> _Stated task_: Write out the whole listing, matching it exactly.

** BEGIN Source material **

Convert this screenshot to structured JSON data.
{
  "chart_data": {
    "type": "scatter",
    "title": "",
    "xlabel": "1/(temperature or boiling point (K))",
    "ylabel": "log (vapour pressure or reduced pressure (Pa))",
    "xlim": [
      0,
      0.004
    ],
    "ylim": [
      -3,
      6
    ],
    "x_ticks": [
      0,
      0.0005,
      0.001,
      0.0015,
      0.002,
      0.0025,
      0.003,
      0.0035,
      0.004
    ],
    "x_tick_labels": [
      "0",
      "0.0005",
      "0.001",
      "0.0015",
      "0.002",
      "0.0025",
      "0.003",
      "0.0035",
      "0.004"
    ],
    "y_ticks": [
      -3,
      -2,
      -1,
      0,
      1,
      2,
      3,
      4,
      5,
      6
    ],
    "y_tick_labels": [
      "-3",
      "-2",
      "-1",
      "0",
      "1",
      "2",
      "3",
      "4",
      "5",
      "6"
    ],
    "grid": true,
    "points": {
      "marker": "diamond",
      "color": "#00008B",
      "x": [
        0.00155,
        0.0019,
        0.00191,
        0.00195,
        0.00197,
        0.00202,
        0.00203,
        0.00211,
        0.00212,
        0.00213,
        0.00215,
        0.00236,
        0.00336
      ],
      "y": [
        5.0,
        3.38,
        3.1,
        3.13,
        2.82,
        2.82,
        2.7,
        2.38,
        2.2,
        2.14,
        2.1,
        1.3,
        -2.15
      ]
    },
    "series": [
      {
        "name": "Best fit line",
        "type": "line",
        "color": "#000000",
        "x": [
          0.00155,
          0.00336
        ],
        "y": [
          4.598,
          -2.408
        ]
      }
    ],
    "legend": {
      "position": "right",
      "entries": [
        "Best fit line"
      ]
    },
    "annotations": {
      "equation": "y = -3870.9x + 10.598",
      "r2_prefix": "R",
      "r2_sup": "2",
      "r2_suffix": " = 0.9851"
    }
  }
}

** END Source material **

> _Solved problem_:
Convert this screenshot to structured JSON data.
{
  "chart_data": {
    "type": "scatter",
    "title": "",
    "xlabel": "1/(temperature or boiling point (K))",
    "ylabel": "log (vapour pressure or reduced pressure (Pa))",
    "xlim": [
      0,
      0.004
    ],
    "ylim": [
      -3,
      6
    ],
    "x_ticks": [
      0,
      0.0005,
      0.001,
      0.0015,
      0.002,
      0.0025,
      0.003,
      0.0035,
      0.004
    ],
    "x_tick_labels": [
      "0",
      "0.0005",
      "0.001",
      "0.0015",
      "0.002",
      "0.0025",
      "0.003",
      "0.0035",
      "0.004"
    ],
    "y_ticks": [
      -3,
      -2,
      -1,
      0,
      1,
      2,
      3,
      4,
      5,
      6
    ],
    "y_tick_labels": [
      "-3",
      "-2",
      "-1",
      "0",
      "1",
      "2",
      "3",
      "4",
      "5",
      "6"
    ],
    "grid": true,
    "points": {
      "marker": "diamond",
      "color": "#00008B",
      "x": [
        0.00155,
        0.0019,
        0.00191,
        0.00195,
        0.00197,
        0.00202,
        0.00203,
        0.00211,
        0.00212,
        0.00213,
        0.00215,
        0.00236,
        0.00336
      ],
      "y": [
        5.0,
        3.38,
        3.1,
        3.13,
        2.82,
        2.82,
        2.7,
        2.38,
        2.2,
        2.14,
        2.1,
        1.3,
        -2.15
      ]
    },
    "series": [
      {
        "name": "Best fit line",
        "type": "line",
        "color": "#000000",
        "x": [
          0.00155,
          0.00336
        ],
        "y": [
          4.598,
          -2.408
        ]
      }
    ],
    "legend": {
      "position": "right",
      "entries": [
        "Best fit line"
      ]
    },
    "annotations": {
      "equation": "y = -3870.9x + 10.598",
      "r2_prefix": "R",
      "r2_sup": "2",
      "r2_suffix": " = 0.9851"
    }
  }
}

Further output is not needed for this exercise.